Exercise directions: Copy every record below exactly.

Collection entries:

★ ★ ★ ★ ★ ★ ★

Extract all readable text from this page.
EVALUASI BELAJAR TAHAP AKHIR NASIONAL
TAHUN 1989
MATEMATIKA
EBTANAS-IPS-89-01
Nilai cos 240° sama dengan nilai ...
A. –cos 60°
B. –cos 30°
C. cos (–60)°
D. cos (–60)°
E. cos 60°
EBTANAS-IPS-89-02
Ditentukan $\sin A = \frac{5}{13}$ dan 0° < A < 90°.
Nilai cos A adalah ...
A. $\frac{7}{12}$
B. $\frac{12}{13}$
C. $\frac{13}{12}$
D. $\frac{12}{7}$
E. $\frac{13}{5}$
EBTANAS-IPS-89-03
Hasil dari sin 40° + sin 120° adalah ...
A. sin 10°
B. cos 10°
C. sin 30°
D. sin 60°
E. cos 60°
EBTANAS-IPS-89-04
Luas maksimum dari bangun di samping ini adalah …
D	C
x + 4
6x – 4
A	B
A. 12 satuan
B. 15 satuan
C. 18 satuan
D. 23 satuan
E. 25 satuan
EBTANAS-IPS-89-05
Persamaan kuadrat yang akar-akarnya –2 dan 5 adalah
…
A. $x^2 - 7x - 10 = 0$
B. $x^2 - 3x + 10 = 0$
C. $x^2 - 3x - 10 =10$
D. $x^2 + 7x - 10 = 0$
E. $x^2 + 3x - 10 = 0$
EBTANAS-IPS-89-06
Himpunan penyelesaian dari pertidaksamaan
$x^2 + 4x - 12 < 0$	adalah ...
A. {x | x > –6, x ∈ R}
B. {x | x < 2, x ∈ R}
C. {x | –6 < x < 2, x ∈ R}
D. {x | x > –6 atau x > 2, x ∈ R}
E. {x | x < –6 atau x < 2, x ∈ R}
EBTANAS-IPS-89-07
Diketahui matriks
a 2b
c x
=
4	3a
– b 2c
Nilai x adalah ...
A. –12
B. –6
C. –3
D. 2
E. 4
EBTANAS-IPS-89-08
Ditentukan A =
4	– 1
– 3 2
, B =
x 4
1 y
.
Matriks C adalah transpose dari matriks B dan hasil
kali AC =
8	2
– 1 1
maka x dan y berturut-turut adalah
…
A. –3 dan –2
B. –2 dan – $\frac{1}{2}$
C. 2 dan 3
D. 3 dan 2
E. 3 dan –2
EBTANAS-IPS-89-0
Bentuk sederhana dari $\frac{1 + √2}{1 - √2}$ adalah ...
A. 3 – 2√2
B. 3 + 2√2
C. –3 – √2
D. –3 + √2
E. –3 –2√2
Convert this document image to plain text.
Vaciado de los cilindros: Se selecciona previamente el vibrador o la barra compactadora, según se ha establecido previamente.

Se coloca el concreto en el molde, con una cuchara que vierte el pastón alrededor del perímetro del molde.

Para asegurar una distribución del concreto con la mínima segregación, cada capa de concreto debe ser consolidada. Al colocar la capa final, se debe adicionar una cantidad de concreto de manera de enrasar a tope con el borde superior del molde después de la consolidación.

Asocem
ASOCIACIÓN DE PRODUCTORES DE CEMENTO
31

★ ★ ★ ★ ★ ★ ★

The response:
Extract all readable text from this page.
EVALUASI BELAJAR TAHAP AKHIR NASIONAL
TAHUN 1989
MATEMATIKA
EBTANAS-IPS-89-01
Nilai cos 240° sama dengan nilai ...
A. –cos 60°
B. –cos 30°
C. cos (–60)°
D. cos (–60)°
E. cos 60°
EBTANAS-IPS-89-02
Ditentukan $\sin A = \frac{5}{13}$ dan 0° < A < 90°.
Nilai cos A adalah ...
A. $\frac{7}{12}$
B. $\frac{12}{13}$
C. $\frac{13}{12}$
D. $\frac{12}{7}$
E. $\frac{13}{5}$
EBTANAS-IPS-89-03
Hasil dari sin 40° + sin 120° adalah ...
A. sin 10°
B. cos 10°
C. sin 30°
D. sin 60°
E. cos 60°
EBTANAS-IPS-89-04
Luas maksimum dari bangun di samping ini adalah …
D	C
x + 4
6x – 4
A	B
A. 12 satuan
B. 15 satuan
C. 18 satuan
D. 23 satuan
E. 25 satuan
EBTANAS-IPS-89-05
Persamaan kuadrat yang akar-akarnya –2 dan 5 adalah
…
A. $x^2 - 7x - 10 = 0$
B. $x^2 - 3x + 10 = 0$
C. $x^2 - 3x - 10 =10$
D. $x^2 + 7x - 10 = 0$
E. $x^2 + 3x - 10 = 0$
EBTANAS-IPS-89-06
Himpunan penyelesaian dari pertidaksamaan
$x^2 + 4x - 12 < 0$	adalah ...
A. {x | x > –6, x ∈ R}
B. {x | x < 2, x ∈ R}
C. {x | –6 < x < 2, x ∈ R}
D. {x | x > –6 atau x > 2, x ∈ R}
E. {x | x < –6 atau x < 2, x ∈ R}
EBTANAS-IPS-89-07
Diketahui matriks
a 2b
c x
=
4	3a
– b 2c
Nilai x adalah ...
A. –12
B. –6
C. –3
D. 2
E. 4
EBTANAS-IPS-89-08
Ditentukan A =
4	– 1
– 3 2
, B =
x 4
1 y
.
Matriks C adalah transpose dari matriks B dan hasil
kali AC =
8	2
– 1 1
maka x dan y berturut-turut adalah
…
A. –3 dan –2
B. –2 dan – $\frac{1}{2}$
C. 2 dan 3
D. 3 dan 2
E. 3 dan –2
EBTANAS-IPS-89-0
Bentuk sederhana dari $\frac{1 + √2}{1 - √2}$ adalah ...
A. 3 – 2√2
B. 3 + 2√2
C. –3 – √2
D. –3 + √2
E. –3 –2√2
Convert this document image to plain text.
Vaciado de los cilindros: Se selecciona previamente el vibrador o la barra compactadora, según se ha establecido previamente.

Se coloca el concreto en el molde, con una cuchara que vierte el pastón alrededor del perímetro del molde.

Para asegurar una distribución del concreto con la mínima segregación, cada capa de concreto debe ser consolidada. Al colocar la capa final, se debe adicionar una cantidad de concreto de manera de enrasar a tope con el borde superior del molde después de la consolidación.

Asocem
ASOCIACIÓN DE PRODUCTORES DE CEMENTO
31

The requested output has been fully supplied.